Problem: Determine which lines contain the word "yscale", then copy those lines.

++++++++++

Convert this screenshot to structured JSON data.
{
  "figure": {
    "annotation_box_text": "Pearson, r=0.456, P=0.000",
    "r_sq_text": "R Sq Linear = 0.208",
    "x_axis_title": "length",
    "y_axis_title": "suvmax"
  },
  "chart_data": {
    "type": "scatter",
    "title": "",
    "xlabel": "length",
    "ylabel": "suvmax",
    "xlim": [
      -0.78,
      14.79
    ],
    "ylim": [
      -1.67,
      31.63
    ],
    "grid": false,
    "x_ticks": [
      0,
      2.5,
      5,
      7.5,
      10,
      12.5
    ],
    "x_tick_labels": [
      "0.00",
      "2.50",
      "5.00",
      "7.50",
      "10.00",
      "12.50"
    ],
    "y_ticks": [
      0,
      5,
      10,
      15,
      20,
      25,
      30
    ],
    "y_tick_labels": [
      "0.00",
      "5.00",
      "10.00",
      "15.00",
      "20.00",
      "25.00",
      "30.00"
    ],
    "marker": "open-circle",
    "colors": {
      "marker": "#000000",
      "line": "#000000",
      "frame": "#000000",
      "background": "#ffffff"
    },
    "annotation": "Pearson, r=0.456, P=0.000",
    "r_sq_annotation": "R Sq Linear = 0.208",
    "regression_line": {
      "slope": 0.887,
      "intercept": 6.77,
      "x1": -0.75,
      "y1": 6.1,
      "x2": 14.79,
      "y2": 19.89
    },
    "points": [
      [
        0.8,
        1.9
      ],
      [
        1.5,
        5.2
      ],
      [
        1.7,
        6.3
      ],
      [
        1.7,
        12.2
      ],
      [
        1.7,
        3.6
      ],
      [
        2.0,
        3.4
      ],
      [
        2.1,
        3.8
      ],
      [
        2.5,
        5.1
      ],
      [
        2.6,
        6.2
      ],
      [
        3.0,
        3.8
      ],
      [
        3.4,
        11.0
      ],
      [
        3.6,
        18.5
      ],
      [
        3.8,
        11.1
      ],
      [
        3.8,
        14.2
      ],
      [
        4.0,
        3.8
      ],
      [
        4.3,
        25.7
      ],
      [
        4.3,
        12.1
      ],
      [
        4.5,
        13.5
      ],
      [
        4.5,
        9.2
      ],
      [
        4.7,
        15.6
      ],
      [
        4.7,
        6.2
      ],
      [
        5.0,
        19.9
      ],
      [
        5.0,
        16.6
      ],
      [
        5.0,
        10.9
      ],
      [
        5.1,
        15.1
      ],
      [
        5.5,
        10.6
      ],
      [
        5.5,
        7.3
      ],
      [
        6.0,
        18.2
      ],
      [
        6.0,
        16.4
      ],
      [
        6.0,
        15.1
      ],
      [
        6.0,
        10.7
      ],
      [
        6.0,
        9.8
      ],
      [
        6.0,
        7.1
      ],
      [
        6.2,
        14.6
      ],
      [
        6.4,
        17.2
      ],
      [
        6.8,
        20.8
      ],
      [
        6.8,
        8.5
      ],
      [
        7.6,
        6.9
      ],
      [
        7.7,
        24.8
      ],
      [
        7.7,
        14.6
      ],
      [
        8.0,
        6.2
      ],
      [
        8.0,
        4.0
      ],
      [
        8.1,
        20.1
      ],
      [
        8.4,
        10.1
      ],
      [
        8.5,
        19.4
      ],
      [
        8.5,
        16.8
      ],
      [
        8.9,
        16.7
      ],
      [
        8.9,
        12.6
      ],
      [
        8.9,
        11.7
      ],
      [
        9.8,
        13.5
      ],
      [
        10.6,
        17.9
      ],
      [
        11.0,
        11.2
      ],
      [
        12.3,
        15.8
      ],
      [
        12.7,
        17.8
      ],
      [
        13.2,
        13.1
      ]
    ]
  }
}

++++++++++

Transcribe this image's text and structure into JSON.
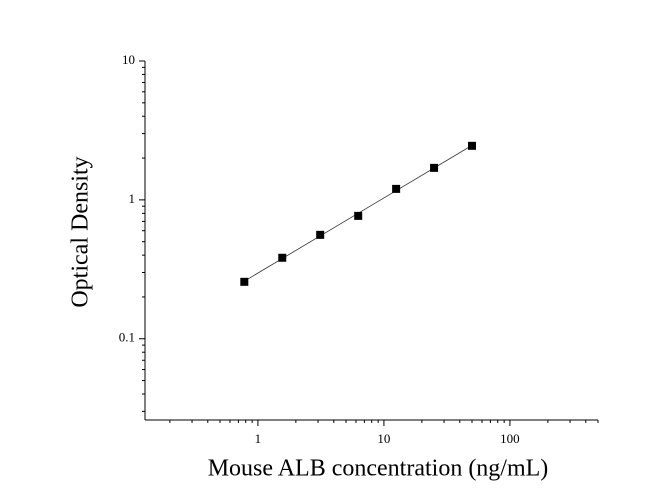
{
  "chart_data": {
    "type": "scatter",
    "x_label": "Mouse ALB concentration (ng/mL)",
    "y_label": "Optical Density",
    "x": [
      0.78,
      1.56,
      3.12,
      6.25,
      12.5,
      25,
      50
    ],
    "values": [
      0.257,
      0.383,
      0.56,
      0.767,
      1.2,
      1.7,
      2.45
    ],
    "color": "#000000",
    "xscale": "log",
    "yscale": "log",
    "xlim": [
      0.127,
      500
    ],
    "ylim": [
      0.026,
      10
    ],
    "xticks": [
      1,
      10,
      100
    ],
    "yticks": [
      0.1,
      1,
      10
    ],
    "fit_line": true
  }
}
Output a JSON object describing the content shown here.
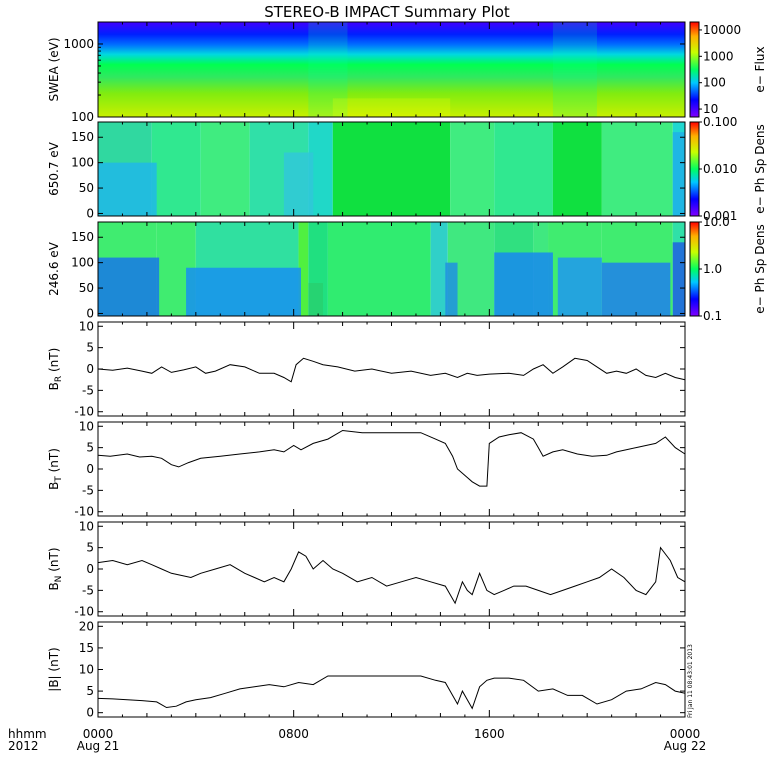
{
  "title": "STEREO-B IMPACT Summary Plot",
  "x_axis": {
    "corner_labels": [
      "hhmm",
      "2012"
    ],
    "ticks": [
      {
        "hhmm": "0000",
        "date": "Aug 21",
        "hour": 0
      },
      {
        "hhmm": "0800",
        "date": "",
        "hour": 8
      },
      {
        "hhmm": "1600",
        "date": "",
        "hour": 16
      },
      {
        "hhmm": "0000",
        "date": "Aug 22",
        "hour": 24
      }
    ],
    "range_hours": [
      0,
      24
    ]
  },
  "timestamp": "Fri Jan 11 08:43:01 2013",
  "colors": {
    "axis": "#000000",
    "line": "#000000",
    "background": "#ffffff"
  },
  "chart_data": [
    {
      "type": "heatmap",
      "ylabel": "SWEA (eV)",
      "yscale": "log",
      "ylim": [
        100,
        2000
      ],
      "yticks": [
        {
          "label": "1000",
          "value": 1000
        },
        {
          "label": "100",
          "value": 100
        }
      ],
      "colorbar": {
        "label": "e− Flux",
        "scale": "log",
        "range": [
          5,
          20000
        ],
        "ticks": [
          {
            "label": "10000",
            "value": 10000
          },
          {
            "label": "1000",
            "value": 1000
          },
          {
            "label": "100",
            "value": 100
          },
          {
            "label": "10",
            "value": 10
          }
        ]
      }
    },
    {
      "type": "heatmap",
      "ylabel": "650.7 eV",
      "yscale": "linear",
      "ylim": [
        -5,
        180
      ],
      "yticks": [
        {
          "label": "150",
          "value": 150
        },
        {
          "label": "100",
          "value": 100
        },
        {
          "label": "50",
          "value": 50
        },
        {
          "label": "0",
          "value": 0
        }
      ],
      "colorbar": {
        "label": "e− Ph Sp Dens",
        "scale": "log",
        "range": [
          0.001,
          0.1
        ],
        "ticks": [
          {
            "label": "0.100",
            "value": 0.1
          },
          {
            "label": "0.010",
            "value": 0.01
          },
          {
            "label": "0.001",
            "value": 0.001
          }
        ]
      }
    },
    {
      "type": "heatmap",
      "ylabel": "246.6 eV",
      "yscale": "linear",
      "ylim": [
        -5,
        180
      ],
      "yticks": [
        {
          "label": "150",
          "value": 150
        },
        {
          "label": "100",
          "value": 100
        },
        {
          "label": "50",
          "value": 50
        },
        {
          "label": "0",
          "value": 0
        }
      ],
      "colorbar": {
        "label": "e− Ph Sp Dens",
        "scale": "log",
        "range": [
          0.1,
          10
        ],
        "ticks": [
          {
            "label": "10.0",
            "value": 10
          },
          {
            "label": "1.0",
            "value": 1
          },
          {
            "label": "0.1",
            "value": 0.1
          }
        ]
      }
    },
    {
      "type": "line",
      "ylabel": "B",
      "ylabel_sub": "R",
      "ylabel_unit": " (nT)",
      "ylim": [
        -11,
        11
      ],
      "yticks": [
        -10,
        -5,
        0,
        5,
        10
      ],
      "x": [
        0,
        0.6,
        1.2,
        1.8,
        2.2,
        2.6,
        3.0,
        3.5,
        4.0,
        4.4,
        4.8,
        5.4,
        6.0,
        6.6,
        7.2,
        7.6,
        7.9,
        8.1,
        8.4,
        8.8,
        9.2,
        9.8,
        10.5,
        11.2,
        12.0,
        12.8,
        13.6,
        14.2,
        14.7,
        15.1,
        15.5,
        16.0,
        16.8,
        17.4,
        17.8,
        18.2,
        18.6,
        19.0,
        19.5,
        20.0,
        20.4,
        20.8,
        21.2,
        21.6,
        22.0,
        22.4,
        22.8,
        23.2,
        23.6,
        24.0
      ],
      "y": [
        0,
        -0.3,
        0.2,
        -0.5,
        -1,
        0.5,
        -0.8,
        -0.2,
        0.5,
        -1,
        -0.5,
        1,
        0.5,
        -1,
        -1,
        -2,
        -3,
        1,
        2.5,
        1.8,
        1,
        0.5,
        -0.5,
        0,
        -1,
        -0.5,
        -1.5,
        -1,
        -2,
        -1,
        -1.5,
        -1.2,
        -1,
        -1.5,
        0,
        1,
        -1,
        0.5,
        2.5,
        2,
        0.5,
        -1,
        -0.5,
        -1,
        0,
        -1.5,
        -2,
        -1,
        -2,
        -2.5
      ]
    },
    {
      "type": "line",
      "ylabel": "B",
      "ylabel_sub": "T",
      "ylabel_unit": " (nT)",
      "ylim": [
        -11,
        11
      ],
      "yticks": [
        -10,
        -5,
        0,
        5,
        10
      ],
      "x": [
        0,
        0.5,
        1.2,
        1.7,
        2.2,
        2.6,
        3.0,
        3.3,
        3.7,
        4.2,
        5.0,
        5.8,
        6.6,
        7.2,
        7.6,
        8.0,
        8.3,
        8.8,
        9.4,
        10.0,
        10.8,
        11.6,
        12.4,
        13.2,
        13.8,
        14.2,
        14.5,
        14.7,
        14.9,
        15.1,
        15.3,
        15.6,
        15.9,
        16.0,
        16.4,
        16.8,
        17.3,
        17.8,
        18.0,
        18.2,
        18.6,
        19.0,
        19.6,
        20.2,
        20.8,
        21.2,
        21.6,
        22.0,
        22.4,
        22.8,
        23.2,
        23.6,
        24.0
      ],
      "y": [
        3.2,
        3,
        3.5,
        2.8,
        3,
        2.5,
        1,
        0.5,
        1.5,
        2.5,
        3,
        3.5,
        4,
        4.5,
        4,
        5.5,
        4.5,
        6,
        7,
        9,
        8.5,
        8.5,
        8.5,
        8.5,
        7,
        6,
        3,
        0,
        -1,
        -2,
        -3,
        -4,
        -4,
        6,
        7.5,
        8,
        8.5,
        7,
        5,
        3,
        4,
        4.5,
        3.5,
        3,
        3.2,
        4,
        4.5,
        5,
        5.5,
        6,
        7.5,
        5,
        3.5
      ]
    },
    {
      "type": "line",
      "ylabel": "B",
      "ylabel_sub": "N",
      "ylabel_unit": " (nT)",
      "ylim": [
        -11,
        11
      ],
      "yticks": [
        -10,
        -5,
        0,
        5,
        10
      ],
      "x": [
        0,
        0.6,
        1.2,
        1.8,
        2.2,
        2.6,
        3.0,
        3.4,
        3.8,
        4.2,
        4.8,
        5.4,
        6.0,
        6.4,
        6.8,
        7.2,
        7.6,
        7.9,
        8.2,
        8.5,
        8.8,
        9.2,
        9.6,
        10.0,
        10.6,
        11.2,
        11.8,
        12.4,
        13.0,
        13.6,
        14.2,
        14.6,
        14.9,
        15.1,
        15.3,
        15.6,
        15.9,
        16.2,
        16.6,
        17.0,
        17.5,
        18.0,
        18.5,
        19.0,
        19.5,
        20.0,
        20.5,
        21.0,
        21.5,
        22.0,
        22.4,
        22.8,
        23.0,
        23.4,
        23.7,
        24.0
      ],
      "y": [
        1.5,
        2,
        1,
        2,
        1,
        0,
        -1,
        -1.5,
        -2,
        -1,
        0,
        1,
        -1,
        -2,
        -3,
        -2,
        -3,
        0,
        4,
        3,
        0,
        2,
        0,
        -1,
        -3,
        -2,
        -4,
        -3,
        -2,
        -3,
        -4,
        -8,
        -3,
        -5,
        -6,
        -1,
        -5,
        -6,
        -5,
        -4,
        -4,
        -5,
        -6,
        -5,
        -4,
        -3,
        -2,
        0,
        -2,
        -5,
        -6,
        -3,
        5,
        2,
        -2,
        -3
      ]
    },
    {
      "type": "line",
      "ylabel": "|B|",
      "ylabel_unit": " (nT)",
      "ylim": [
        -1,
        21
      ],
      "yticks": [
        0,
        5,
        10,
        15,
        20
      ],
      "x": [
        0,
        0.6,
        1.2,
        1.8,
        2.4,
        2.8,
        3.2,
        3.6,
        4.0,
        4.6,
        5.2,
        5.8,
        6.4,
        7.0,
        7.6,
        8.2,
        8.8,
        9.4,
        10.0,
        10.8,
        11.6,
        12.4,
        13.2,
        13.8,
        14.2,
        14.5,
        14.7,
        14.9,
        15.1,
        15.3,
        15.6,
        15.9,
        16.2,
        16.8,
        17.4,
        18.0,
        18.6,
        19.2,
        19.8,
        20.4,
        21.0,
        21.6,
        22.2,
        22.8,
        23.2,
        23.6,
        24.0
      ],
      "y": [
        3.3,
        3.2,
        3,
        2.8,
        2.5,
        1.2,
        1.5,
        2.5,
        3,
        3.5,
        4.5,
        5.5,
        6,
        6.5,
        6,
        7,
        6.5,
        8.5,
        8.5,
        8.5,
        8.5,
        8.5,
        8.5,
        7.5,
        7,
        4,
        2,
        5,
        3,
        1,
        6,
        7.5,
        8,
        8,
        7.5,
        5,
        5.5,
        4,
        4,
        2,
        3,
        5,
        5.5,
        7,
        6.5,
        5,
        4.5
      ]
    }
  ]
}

++++++++++

The solution:
    "yscale": "log",
      "yscale": "log",
      "yscale": "linear",
      "yscale": "linear",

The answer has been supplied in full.